** BEGIN EXTRACTED MATERIAL **
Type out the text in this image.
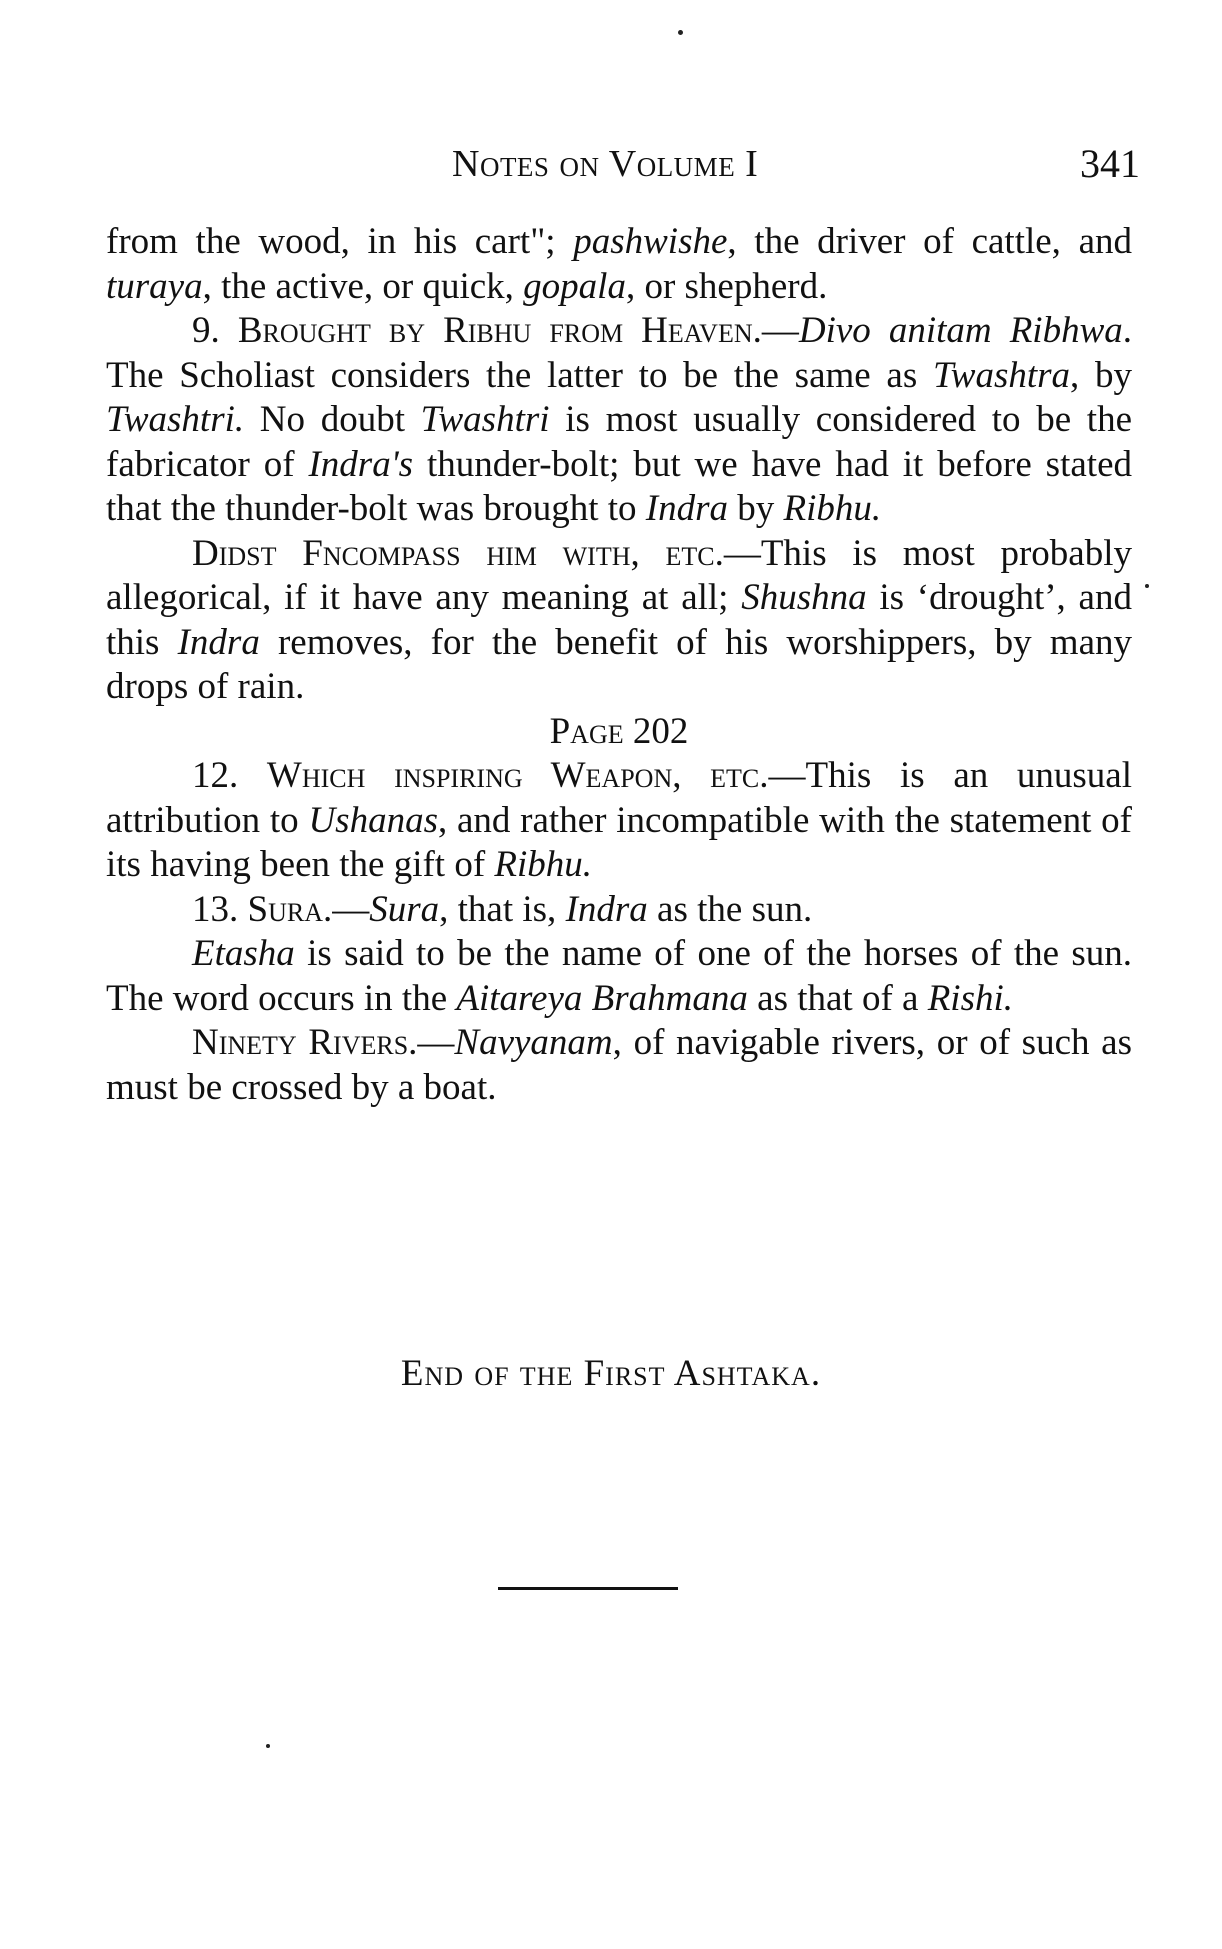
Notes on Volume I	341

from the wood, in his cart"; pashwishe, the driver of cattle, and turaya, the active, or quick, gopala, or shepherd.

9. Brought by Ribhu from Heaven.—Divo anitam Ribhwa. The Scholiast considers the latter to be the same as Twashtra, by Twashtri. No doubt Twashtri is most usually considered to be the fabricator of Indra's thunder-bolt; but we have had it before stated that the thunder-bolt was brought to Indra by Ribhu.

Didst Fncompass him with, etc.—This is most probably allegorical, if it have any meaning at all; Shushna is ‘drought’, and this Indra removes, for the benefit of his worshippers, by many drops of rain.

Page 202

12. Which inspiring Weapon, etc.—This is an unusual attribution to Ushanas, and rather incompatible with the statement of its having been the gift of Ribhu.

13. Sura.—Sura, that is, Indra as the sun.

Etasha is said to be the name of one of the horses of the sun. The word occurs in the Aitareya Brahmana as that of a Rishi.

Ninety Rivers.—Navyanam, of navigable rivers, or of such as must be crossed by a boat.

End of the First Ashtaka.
** END EXTRACTED MATERIAL **
EXERCISE REQUIREMENTS —
Copy every record above exactly, leaving out the pictures.

EXPECTED ANSWER —
Type out the text in this image.
Notes on Volume I	341

from the wood, in his cart"; pashwishe, the driver of cattle, and turaya, the active, or quick, gopala, or shepherd.

9. Brought by Ribhu from Heaven.—Divo anitam Ribhwa. The Scholiast considers the latter to be the same as Twashtra, by Twashtri. No doubt Twashtri is most usually considered to be the fabricator of Indra's thunder-bolt; but we have had it before stated that the thunder-bolt was brought to Indra by Ribhu.

Didst Fncompass him with, etc.—This is most probably allegorical, if it have any meaning at all; Shushna is ‘drought’, and this Indra removes, for the benefit of his worshippers, by many drops of rain.

Page 202

12. Which inspiring Weapon, etc.—This is an unusual attribution to Ushanas, and rather incompatible with the statement of its having been the gift of Ribhu.

13. Sura.—Sura, that is, Indra as the sun.

Etasha is said to be the name of one of the horses of the sun. The word occurs in the Aitareya Brahmana as that of a Rishi.

Ninety Rivers.—Navyanam, of navigable rivers, or of such as must be crossed by a boat.

End of the First Ashtaka.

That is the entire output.